### Problem details
For the copy, please give all of the data again exactly and leave the pictures out.

(Collected data)
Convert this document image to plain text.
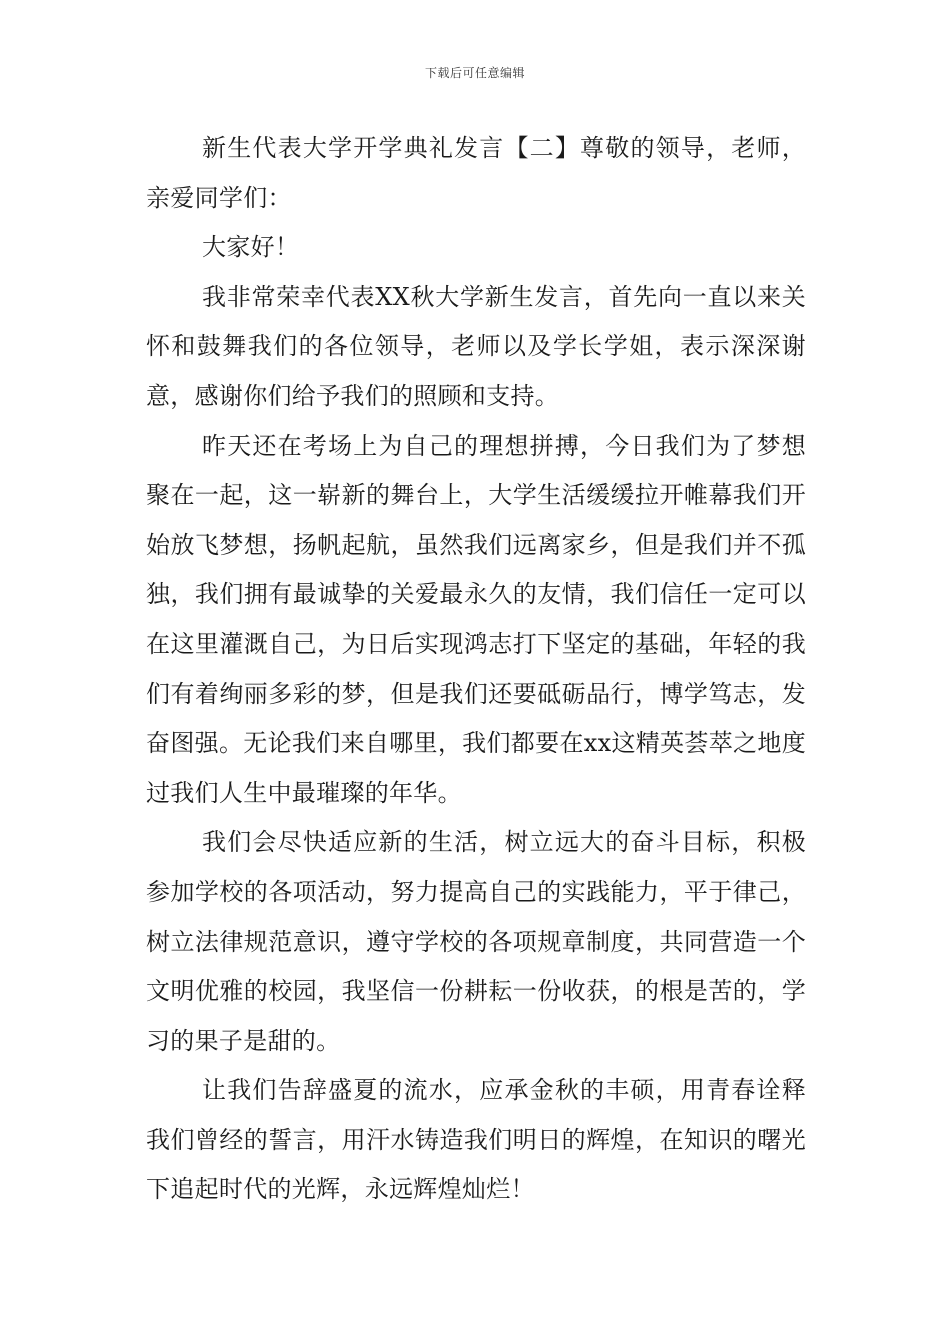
下载后可任意编辑

新生代表大学开学典礼发言【二】尊敬的领导，老师，亲爱同学们：

大家好！

我非常荣幸代表XX秋大学新生发言，首先向一直以来关怀和鼓舞我们的各位领导，老师以及学长学姐，表示深深谢意，感谢你们给予我们的照顾和支持。

昨天还在考场上为自己的理想拼搏，今日我们为了梦想聚在一起，这一崭新的舞台上，大学生活缓缓拉开帷幕我们开始放飞梦想，扬帆起航，虽然我们远离家乡，但是我们并不孤独，我们拥有最诚挚的关爱最永久的友情，我们信任一定可以在这里灌溉自己，为日后实现鸿志打下坚定的基础，年轻的我们有着绚丽多彩的梦，但是我们还要砥砺品行，博学笃志，发奋图强。无论我们来自哪里，我们都要在xx这精英荟萃之地度过我们人生中最璀璨的年华。

我们会尽快适应新的生活，树立远大的奋斗目标，积极参加学校的各项活动，努力提高自己的实践能力，平于律己，树立法律规范意识，遵守学校的各项规章制度，共同营造一个文明优雅的校园，我坚信一份耕耘一份收获，的根是苦的，学习的果子是甜的。

让我们告辞盛夏的流水，应承金秋的丰硕，用青春诠释我们曾经的誓言，用汗水铸造我们明日的辉煌，在知识的曙光下追起时代的光辉，永远辉煌灿烂！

### Task answer
Convert this document image to plain text.
下载后可任意编辑

新生代表大学开学典礼发言【二】尊敬的领导，老师，亲爱同学们：

大家好！

我非常荣幸代表XX秋大学新生发言，首先向一直以来关怀和鼓舞我们的各位领导，老师以及学长学姐，表示深深谢意，感谢你们给予我们的照顾和支持。

昨天还在考场上为自己的理想拼搏，今日我们为了梦想聚在一起，这一崭新的舞台上，大学生活缓缓拉开帷幕我们开始放飞梦想，扬帆起航，虽然我们远离家乡，但是我们并不孤独，我们拥有最诚挚的关爱最永久的友情，我们信任一定可以在这里灌溉自己，为日后实现鸿志打下坚定的基础，年轻的我们有着绚丽多彩的梦，但是我们还要砥砺品行，博学笃志，发奋图强。无论我们来自哪里，我们都要在xx这精英荟萃之地度过我们人生中最璀璨的年华。

我们会尽快适应新的生活，树立远大的奋斗目标，积极参加学校的各项活动，努力提高自己的实践能力，平于律己，树立法律规范意识，遵守学校的各项规章制度，共同营造一个文明优雅的校园，我坚信一份耕耘一份收获，的根是苦的，学习的果子是甜的。

让我们告辞盛夏的流水，应承金秋的丰硕，用青春诠释我们曾经的誓言，用汗水铸造我们明日的辉煌，在知识的曙光下追起时代的光辉，永远辉煌灿烂！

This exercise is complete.